* Challenge *
Word for word, restate every line of the material.

##### Data lines

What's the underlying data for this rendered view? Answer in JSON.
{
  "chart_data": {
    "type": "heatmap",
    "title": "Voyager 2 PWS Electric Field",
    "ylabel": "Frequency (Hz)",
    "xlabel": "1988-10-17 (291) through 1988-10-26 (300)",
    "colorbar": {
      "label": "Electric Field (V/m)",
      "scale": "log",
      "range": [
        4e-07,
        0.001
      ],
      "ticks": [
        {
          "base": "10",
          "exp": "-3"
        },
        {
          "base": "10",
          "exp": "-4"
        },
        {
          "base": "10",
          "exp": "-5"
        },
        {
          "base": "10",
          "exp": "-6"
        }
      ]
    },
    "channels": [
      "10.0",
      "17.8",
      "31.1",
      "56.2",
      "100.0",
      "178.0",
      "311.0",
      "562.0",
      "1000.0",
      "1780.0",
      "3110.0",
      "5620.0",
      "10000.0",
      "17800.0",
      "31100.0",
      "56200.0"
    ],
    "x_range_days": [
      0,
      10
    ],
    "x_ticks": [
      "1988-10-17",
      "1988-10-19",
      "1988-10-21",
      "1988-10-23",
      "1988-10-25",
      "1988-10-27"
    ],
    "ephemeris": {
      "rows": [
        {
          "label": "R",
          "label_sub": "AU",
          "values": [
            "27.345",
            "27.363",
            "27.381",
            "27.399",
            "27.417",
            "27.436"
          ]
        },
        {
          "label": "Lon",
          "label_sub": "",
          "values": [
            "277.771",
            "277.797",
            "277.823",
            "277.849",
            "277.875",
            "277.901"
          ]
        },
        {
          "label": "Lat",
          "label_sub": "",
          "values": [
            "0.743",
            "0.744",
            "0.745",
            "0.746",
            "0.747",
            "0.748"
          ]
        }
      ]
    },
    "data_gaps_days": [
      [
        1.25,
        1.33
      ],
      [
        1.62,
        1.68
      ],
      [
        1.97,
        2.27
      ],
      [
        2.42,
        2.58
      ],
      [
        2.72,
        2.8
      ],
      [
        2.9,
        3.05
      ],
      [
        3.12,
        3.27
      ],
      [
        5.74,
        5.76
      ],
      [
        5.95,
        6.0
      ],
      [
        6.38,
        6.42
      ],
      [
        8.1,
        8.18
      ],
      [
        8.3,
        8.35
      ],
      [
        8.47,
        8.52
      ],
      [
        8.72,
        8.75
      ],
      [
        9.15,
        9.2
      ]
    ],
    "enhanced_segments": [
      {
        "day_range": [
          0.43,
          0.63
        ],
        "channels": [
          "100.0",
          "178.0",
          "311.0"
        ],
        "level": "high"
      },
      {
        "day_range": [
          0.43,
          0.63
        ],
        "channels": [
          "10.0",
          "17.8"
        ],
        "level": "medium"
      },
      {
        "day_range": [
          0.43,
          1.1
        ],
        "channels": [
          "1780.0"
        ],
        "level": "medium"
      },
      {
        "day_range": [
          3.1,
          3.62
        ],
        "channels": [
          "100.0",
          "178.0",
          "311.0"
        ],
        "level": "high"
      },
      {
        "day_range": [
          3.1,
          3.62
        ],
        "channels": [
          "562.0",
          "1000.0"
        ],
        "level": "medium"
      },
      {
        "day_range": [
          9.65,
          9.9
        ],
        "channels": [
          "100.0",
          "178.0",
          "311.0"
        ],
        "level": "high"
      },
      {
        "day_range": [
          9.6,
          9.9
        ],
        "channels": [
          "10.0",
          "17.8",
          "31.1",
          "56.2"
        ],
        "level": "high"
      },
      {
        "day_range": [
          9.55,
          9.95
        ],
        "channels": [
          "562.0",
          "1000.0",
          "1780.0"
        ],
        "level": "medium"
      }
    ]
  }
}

##########

* In response *
What's the underlying data for this rendered view? Answer in JSON.
{
  "chart_data": {
    "type": "heatmap",
    "title": "Voyager 2 PWS Electric Field",
    "ylabel": "Frequency (Hz)",
    "xlabel": "1988-10-17 (291) through 1988-10-26 (300)",
    "colorbar": {
      "label": "Electric Field (V/m)",
      "scale": "log",
      "range": [
        4e-07,
        0.001
      ],
      "ticks": [
        {
          "base": "10",
          "exp": "-3"
        },
        {
          "base": "10",
          "exp": "-4"
        },
        {
          "base": "10",
          "exp": "-5"
        },
        {
          "base": "10",
          "exp": "-6"
        }
      ]
    },
    "channels": [
      "10.0",
      "17.8",
      "31.1",
      "56.2",
      "100.0",
      "178.0",
      "311.0",
      "562.0",
      "1000.0",
      "1780.0",
      "3110.0",
      "5620.0",
      "10000.0",
      "17800.0",
      "31100.0",
      "56200.0"
    ],
    "x_range_days": [
      0,
      10
    ],
    "x_ticks": [
      "1988-10-17",
      "1988-10-19",
      "1988-10-21",
      "1988-10-23",
      "1988-10-25",
      "1988-10-27"
    ],
    "ephemeris": {
      "rows": [
        {
          "label": "R",
          "label_sub": "AU",
          "values": [
            "27.345",
            "27.363",
            "27.381",
            "27.399",
            "27.417",
            "27.436"
          ]
        },
        {
          "label": "Lon",
          "label_sub": "",
          "values": [
            "277.771",
            "277.797",
            "277.823",
            "277.849",
            "277.875",
            "277.901"
          ]
        },
        {
          "label": "Lat",
          "label_sub": "",
          "values": [
            "0.743",
            "0.744",
            "0.745",
            "0.746",
            "0.747",
            "0.748"
          ]
        }
      ]
    },
    "data_gaps_days": [
      [
        1.25,
        1.33
      ],
      [
        1.62,
        1.68
      ],
      [
        1.97,
        2.27
      ],
      [
        2.42,
        2.58
      ],
      [
        2.72,
        2.8
      ],
      [
        2.9,
        3.05
      ],
      [
        3.12,
        3.27
      ],
      [
        5.74,
        5.76
      ],
      [
        5.95,
        6.0
      ],
      [
        6.38,
        6.42
      ],
      [
        8.1,
        8.18
      ],
      [
        8.3,
        8.35
      ],
      [
        8.47,
        8.52
      ],
      [
        8.72,
        8.75
      ],
      [
        9.15,
        9.2
      ]
    ],
    "enhanced_segments": [
      {
        "day_range": [
          0.43,
          0.63
        ],
        "channels": [
          "100.0",
          "178.0",
          "311.0"
        ],
        "level": "high"
      },
      {
        "day_range": [
          0.43,
          0.63
        ],
        "channels": [
          "10.0",
          "17.8"
        ],
        "level": "medium"
      },
      {
        "day_range": [
          0.43,
          1.1
        ],
        "channels": [
          "1780.0"
        ],
        "level": "medium"
      },
      {
        "day_range": [
          3.1,
          3.62
        ],
        "channels": [
          "100.0",
          "178.0",
          "311.0"
        ],
        "level": "high"
      },
      {
        "day_range": [
          3.1,
          3.62
        ],
        "channels": [
          "562.0",
          "1000.0"
        ],
        "level": "medium"
      },
      {
        "day_range": [
          9.65,
          9.9
        ],
        "channels": [
          "100.0",
          "178.0",
          "311.0"
        ],
        "level": "high"
      },
      {
        "day_range": [
          9.6,
          9.9
        ],
        "channels": [
          "10.0",
          "17.8",
          "31.1",
          "56.2"
        ],
        "level": "high"
      },
      {
        "day_range": [
          9.55,
          9.95
        ],
        "channels": [
          "562.0",
          "1000.0",
          "1780.0"
        ],
        "level": "medium"
      }
    ]
  }
}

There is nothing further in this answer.